● EXERCISE
Select every line below containing the word "JSON".
((
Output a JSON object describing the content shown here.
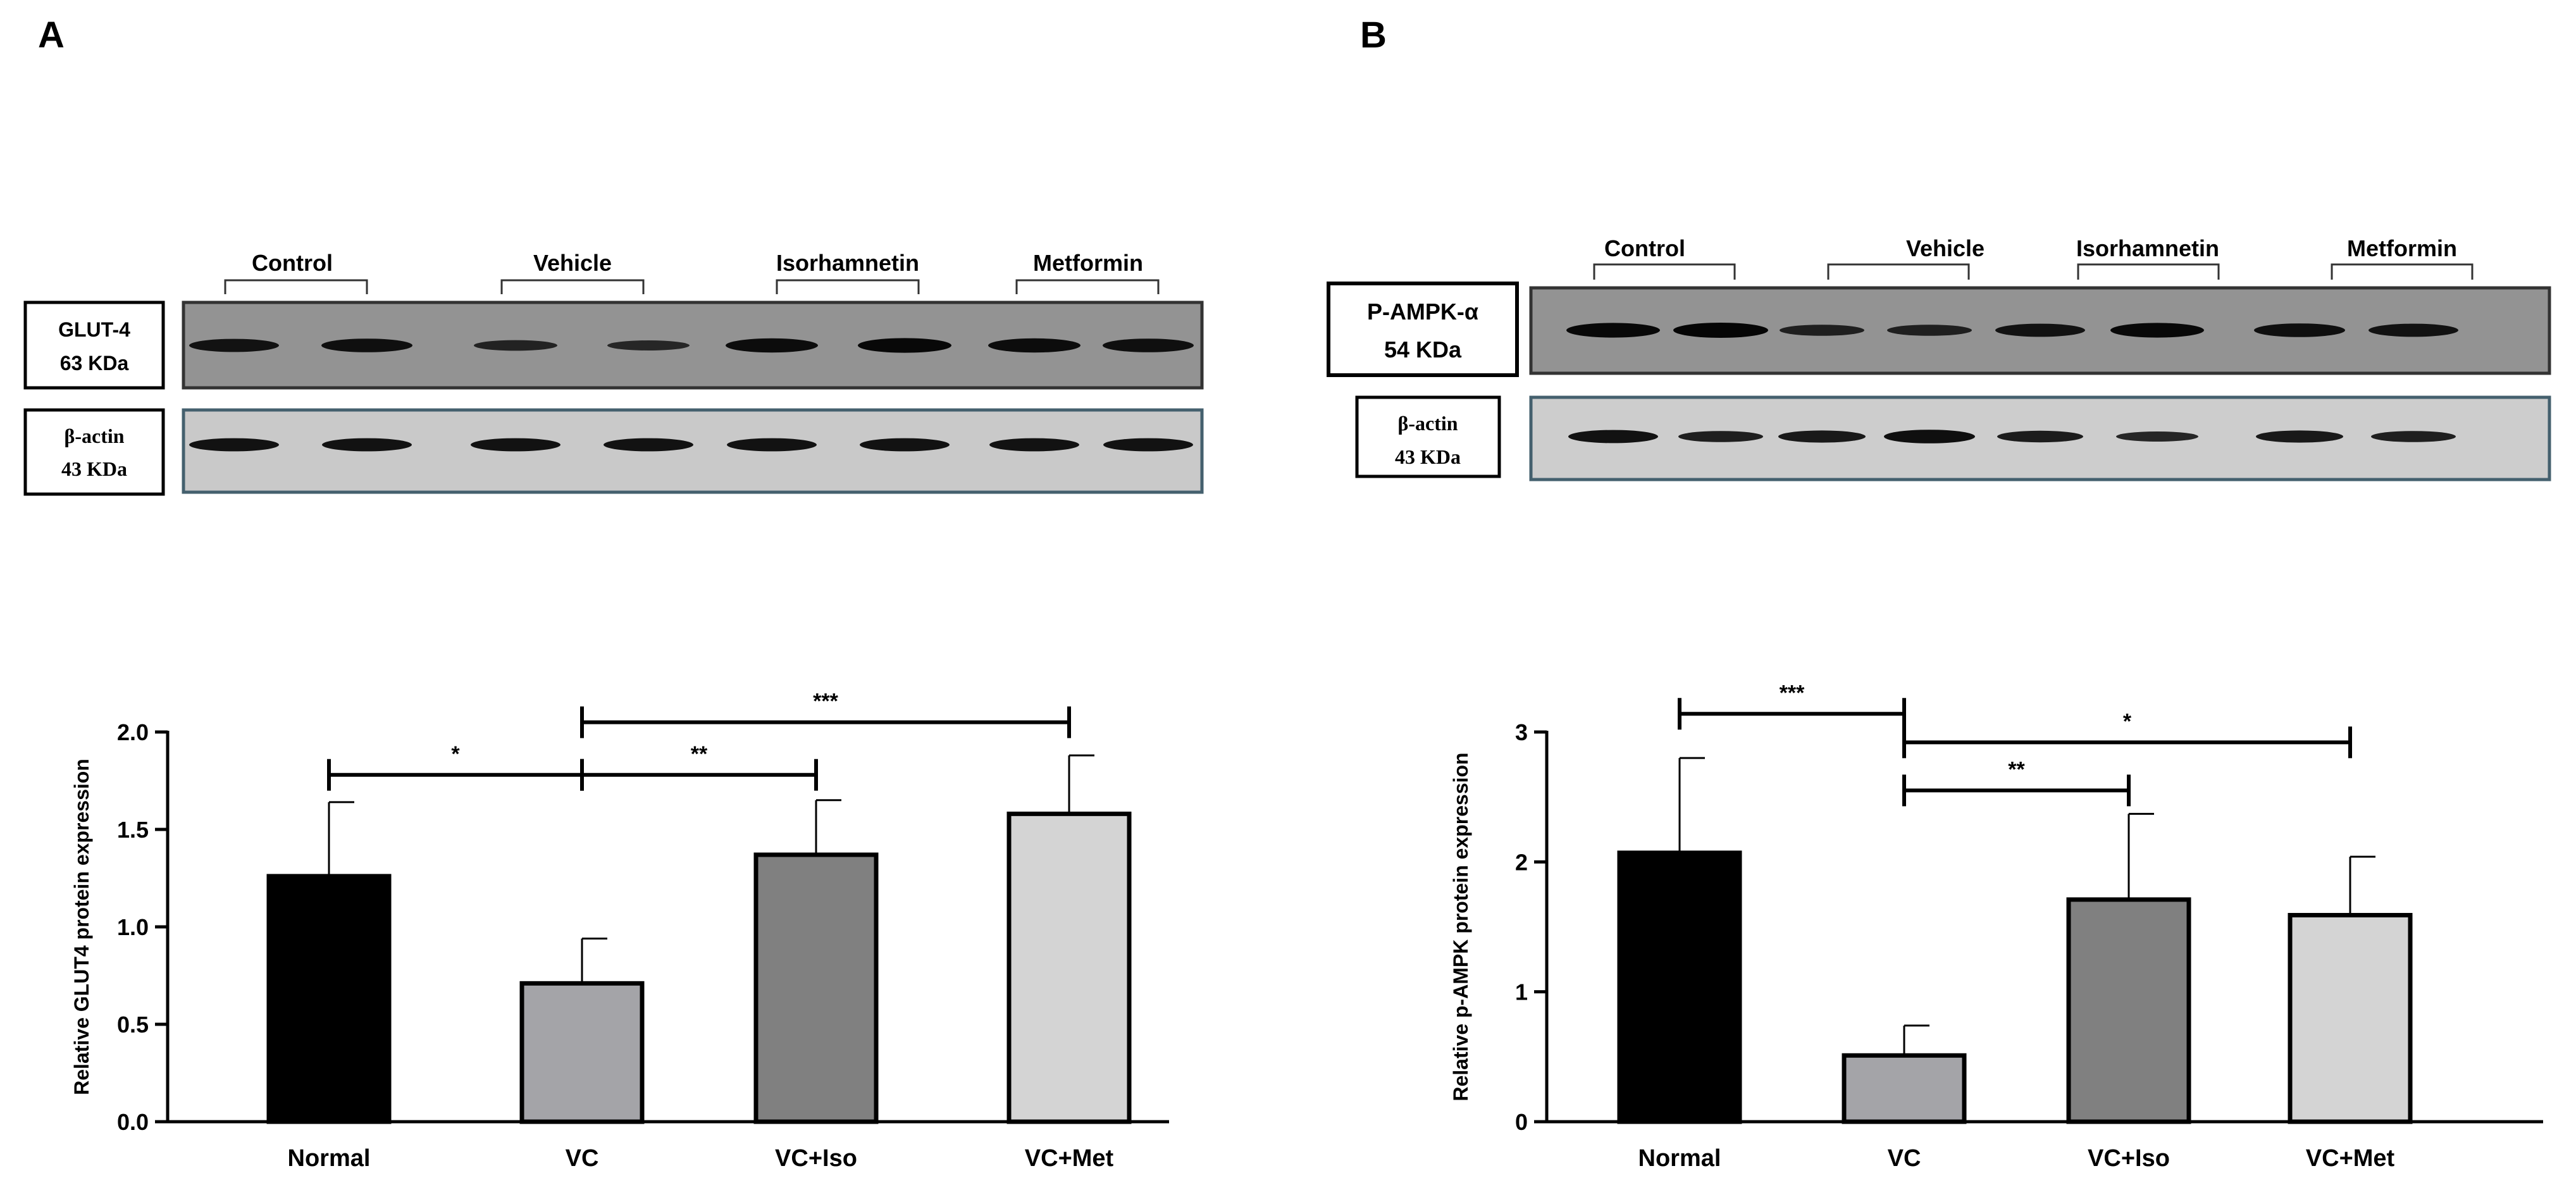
{
  "panels": [
    {
      "letter": "A",
      "blot": {
        "groups": [
          "Control",
          "Vehicle",
          "Isorhamnetin",
          "Metformin"
        ],
        "target_name": "GLUT-4",
        "target_kda": "63 KDa",
        "actin_name": "β-actin",
        "actin_kda": "43 KDa",
        "target_band_intensity": [
          0.8,
          0.85,
          0.55,
          0.5,
          0.9,
          0.95,
          0.9,
          0.85
        ],
        "actin_band_intensity": [
          0.8,
          0.8,
          0.8,
          0.8,
          0.8,
          0.8,
          0.8,
          0.8
        ]
      }
    },
    {
      "letter": "B",
      "blot": {
        "groups": [
          "Control",
          "Vehicle",
          "Isorhamnetin",
          "Metformin"
        ],
        "target_name": "P-AMPK-α",
        "target_kda": "54 KDa",
        "actin_name": "β-actin",
        "actin_kda": "43 KDa",
        "target_band_intensity": [
          0.95,
          1.0,
          0.6,
          0.6,
          0.8,
          0.95,
          0.85,
          0.8
        ],
        "actin_band_intensity": [
          0.8,
          0.6,
          0.7,
          0.85,
          0.65,
          0.5,
          0.7,
          0.6
        ]
      }
    }
  ],
  "chart_data": [
    {
      "type": "bar",
      "title": "",
      "xlabel": "",
      "ylabel": "Relative GLUT4 protein expression",
      "categories": [
        "Normal",
        "VC",
        "VC+Iso",
        "VC+Met"
      ],
      "values": [
        1.26,
        0.71,
        1.37,
        1.58
      ],
      "errors": [
        0.38,
        0.23,
        0.28,
        0.3
      ],
      "colors": [
        "#000000",
        "#a4a4a8",
        "#808080",
        "#d4d4d4"
      ],
      "ylim": [
        0,
        2.0
      ],
      "yticks": [
        "0.0",
        "0.5",
        "1.0",
        "1.5",
        "2.0"
      ],
      "ytick_values": [
        0,
        0.5,
        1.0,
        1.5,
        2.0
      ],
      "significance": [
        {
          "from": 0,
          "to": 1,
          "label": "*",
          "level": 1.78
        },
        {
          "from": 1,
          "to": 2,
          "label": "**",
          "level": 1.78
        },
        {
          "from": 1,
          "to": 3,
          "label": "***",
          "level": 2.05
        }
      ]
    },
    {
      "type": "bar",
      "title": "",
      "xlabel": "",
      "ylabel": "Relative p-AMPK protein expression",
      "categories": [
        "Normal",
        "VC",
        "VC+Iso",
        "VC+Met"
      ],
      "values": [
        2.07,
        0.51,
        1.71,
        1.59
      ],
      "errors": [
        0.73,
        0.23,
        0.66,
        0.45
      ],
      "colors": [
        "#000000",
        "#a4a4a8",
        "#808080",
        "#d4d4d4"
      ],
      "ylim": [
        0,
        3
      ],
      "yticks": [
        "0",
        "1",
        "2",
        "3"
      ],
      "ytick_values": [
        0,
        1,
        2,
        3
      ],
      "significance": [
        {
          "from": 0,
          "to": 1,
          "label": "***",
          "level": 3.14
        },
        {
          "from": 1,
          "to": 3,
          "label": "*",
          "level": 2.92
        },
        {
          "from": 1,
          "to": 2,
          "label": "**",
          "level": 2.55
        }
      ]
    }
  ]
}
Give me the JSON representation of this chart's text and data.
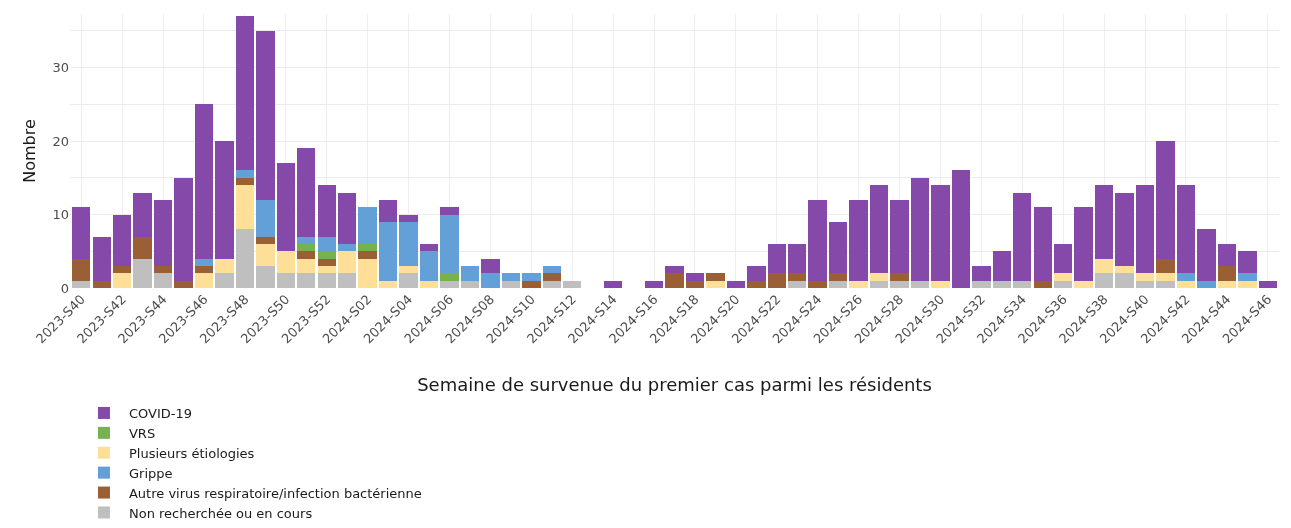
{
  "chart_data": {
    "type": "bar",
    "stacked": true,
    "xlabel": "Semaine de survenue du premier cas parmi les résidents",
    "ylabel": "Nombre",
    "categories": [
      "2023-S40",
      null,
      "2023-S42",
      null,
      "2023-S44",
      null,
      "2023-S46",
      null,
      "2023-S48",
      null,
      "2023-S50",
      null,
      "2023-S52",
      null,
      "2024-S02",
      null,
      "2024-S04",
      null,
      "2024-S06",
      null,
      "2024-S08",
      null,
      "2024-S10",
      null,
      "2024-S12",
      null,
      "2024-S14",
      null,
      "2024-S16",
      null,
      "2024-S18",
      null,
      "2024-S20",
      null,
      "2024-S22",
      null,
      "2024-S24",
      null,
      "2024-S26",
      null,
      "2024-S28",
      null,
      "2024-S30",
      null,
      "2024-S32",
      null,
      "2024-S34",
      null,
      "2024-S36",
      null,
      "2024-S38",
      null,
      "2024-S40",
      null,
      "2024-S42",
      null,
      "2024-S44",
      null,
      "2024-S46"
    ],
    "series": [
      {
        "name": "Non recherchée ou en cours",
        "color": "#bfbfbf",
        "values": [
          1,
          0,
          0,
          4,
          2,
          0,
          0,
          2,
          8,
          3,
          2,
          2,
          2,
          2,
          0,
          0,
          2,
          0,
          1,
          1,
          0,
          1,
          0,
          1,
          1,
          0,
          0,
          0,
          0,
          0,
          0,
          0,
          0,
          0,
          0,
          1,
          0,
          1,
          0,
          1,
          1,
          1,
          0,
          0,
          1,
          1,
          1,
          0,
          1,
          0,
          2,
          2,
          1,
          1,
          0,
          0,
          0,
          0,
          0
        ]
      },
      {
        "name": "Plusieurs étiologies",
        "color": "#fddf97",
        "values": [
          0,
          0,
          2,
          0,
          0,
          0,
          2,
          2,
          6,
          3,
          3,
          2,
          1,
          3,
          4,
          1,
          1,
          1,
          0,
          0,
          0,
          0,
          0,
          0,
          0,
          0,
          0,
          0,
          0,
          0,
          0,
          1,
          0,
          0,
          0,
          0,
          0,
          0,
          1,
          1,
          0,
          0,
          1,
          0,
          0,
          0,
          0,
          0,
          1,
          1,
          2,
          1,
          1,
          1,
          1,
          0,
          1,
          1,
          0
        ]
      },
      {
        "name": "Autre virus respiratoire/infection bactérienne",
        "color": "#9a5f34",
        "values": [
          3,
          1,
          1,
          3,
          1,
          1,
          1,
          0,
          1,
          1,
          0,
          1,
          1,
          0,
          1,
          0,
          0,
          0,
          0,
          0,
          0,
          0,
          1,
          1,
          0,
          0,
          0,
          0,
          0,
          2,
          1,
          1,
          0,
          1,
          2,
          1,
          1,
          1,
          0,
          0,
          1,
          0,
          0,
          0,
          0,
          0,
          0,
          1,
          0,
          0,
          0,
          0,
          0,
          2,
          0,
          0,
          2,
          0,
          0
        ]
      },
      {
        "name": "VRS",
        "color": "#78b150",
        "values": [
          0,
          0,
          0,
          0,
          0,
          0,
          0,
          0,
          0,
          0,
          0,
          1,
          1,
          0,
          1,
          0,
          0,
          0,
          1,
          0,
          0,
          0,
          0,
          0,
          0,
          0,
          0,
          0,
          0,
          0,
          0,
          0,
          0,
          0,
          0,
          0,
          0,
          0,
          0,
          0,
          0,
          0,
          0,
          0,
          0,
          0,
          0,
          0,
          0,
          0,
          0,
          0,
          0,
          0,
          0,
          0,
          0,
          0,
          0
        ]
      },
      {
        "name": "Grippe",
        "color": "#64a0d8",
        "values": [
          0,
          0,
          0,
          0,
          0,
          0,
          1,
          0,
          1,
          5,
          0,
          1,
          2,
          1,
          5,
          8,
          6,
          4,
          8,
          2,
          2,
          1,
          1,
          1,
          0,
          0,
          0,
          0,
          0,
          0,
          0,
          0,
          0,
          0,
          0,
          0,
          0,
          0,
          0,
          0,
          0,
          0,
          0,
          0,
          0,
          0,
          0,
          0,
          0,
          0,
          0,
          0,
          0,
          0,
          1,
          1,
          0,
          1,
          0
        ]
      },
      {
        "name": "COVID-19",
        "color": "#8549aa",
        "values": [
          7,
          6,
          7,
          6,
          9,
          14,
          21,
          16,
          21,
          23,
          12,
          12,
          7,
          7,
          0,
          3,
          1,
          1,
          1,
          0,
          2,
          0,
          0,
          0,
          0,
          0,
          1,
          0,
          1,
          1,
          1,
          0,
          1,
          2,
          4,
          4,
          11,
          7,
          11,
          12,
          10,
          14,
          13,
          16,
          2,
          4,
          12,
          10,
          4,
          10,
          10,
          10,
          12,
          16,
          12,
          7,
          3,
          3,
          1
        ]
      }
    ],
    "ylim": [
      0,
      37.3
    ],
    "yticks": [
      0,
      {
        "value": 5,
        "label": null
      },
      10,
      {
        "value": 15,
        "label": null
      },
      20,
      {
        "value": 25,
        "label": null
      },
      30,
      {
        "value": 35,
        "label": null
      }
    ],
    "grid": true,
    "legend": "bottom"
  }
}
))
● ANSWER
Output a JSON object describing the content shown here.
Give me the JSON representation of this chart's text and data.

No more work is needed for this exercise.